§ Directive: Omit every picture while repeating the entries exactly.

§ Data in this exercise:
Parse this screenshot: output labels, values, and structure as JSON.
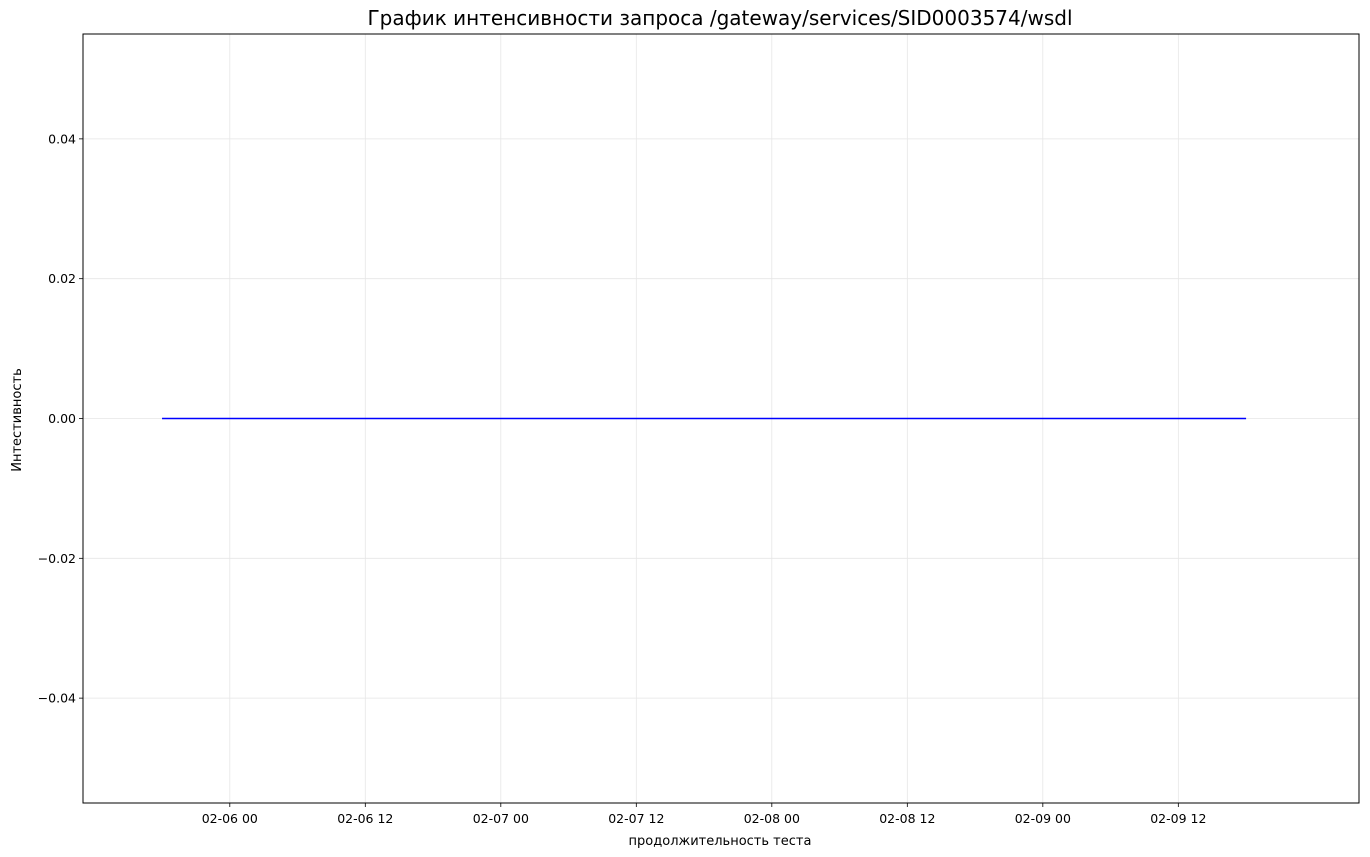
{
  "chart_data": {
    "type": "line",
    "title": "График интенсивности запроса /gateway/services/SID0003574/wsdl",
    "xlabel": "продолжительность теста",
    "ylabel": "Интестивность",
    "x": [
      "2024-02-05 18:00",
      "2024-02-09 18:00"
    ],
    "series": [
      {
        "values": [
          0,
          0
        ],
        "color": "#0000ff"
      }
    ],
    "x_ticks": [
      {
        "value": "2024-02-06 00:00",
        "label": "02-06 00"
      },
      {
        "value": "2024-02-06 12:00",
        "label": "02-06 12"
      },
      {
        "value": "2024-02-07 00:00",
        "label": "02-07 00"
      },
      {
        "value": "2024-02-07 12:00",
        "label": "02-07 12"
      },
      {
        "value": "2024-02-08 00:00",
        "label": "02-08 00"
      },
      {
        "value": "2024-02-08 12:00",
        "label": "02-08 12"
      },
      {
        "value": "2024-02-09 00:00",
        "label": "02-09 00"
      },
      {
        "value": "2024-02-09 12:00",
        "label": "02-09 12"
      }
    ],
    "y_ticks": [
      {
        "value": 0.04,
        "label": "0.04"
      },
      {
        "value": 0.02,
        "label": "0.02"
      },
      {
        "value": 0.0,
        "label": "0.00"
      },
      {
        "value": -0.02,
        "label": "−0.02"
      },
      {
        "value": -0.04,
        "label": "−0.04"
      }
    ],
    "xlim": [
      "2024-02-05 11:00",
      "2024-02-10 04:00"
    ],
    "ylim": [
      -0.055,
      0.055
    ],
    "grid": true,
    "legend": "none"
  }
}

§ Written response:
Parse this screenshot: output labels, values, and structure as JSON.
{
  "chart_data": {
    "type": "line",
    "title": "График интенсивности запроса /gateway/services/SID0003574/wsdl",
    "xlabel": "продолжительность теста",
    "ylabel": "Интестивность",
    "x": [
      "2024-02-05 18:00",
      "2024-02-09 18:00"
    ],
    "series": [
      {
        "values": [
          0,
          0
        ],
        "color": "#0000ff"
      }
    ],
    "x_ticks": [
      {
        "value": "2024-02-06 00:00",
        "label": "02-06 00"
      },
      {
        "value": "2024-02-06 12:00",
        "label": "02-06 12"
      },
      {
        "value": "2024-02-07 00:00",
        "label": "02-07 00"
      },
      {
        "value": "2024-02-07 12:00",
        "label": "02-07 12"
      },
      {
        "value": "2024-02-08 00:00",
        "label": "02-08 00"
      },
      {
        "value": "2024-02-08 12:00",
        "label": "02-08 12"
      },
      {
        "value": "2024-02-09 00:00",
        "label": "02-09 00"
      },
      {
        "value": "2024-02-09 12:00",
        "label": "02-09 12"
      }
    ],
    "y_ticks": [
      {
        "value": 0.04,
        "label": "0.04"
      },
      {
        "value": 0.02,
        "label": "0.02"
      },
      {
        "value": 0.0,
        "label": "0.00"
      },
      {
        "value": -0.02,
        "label": "−0.02"
      },
      {
        "value": -0.04,
        "label": "−0.04"
      }
    ],
    "xlim": [
      "2024-02-05 11:00",
      "2024-02-10 04:00"
    ],
    "ylim": [
      -0.055,
      0.055
    ],
    "grid": true,
    "legend": "none"
  }
}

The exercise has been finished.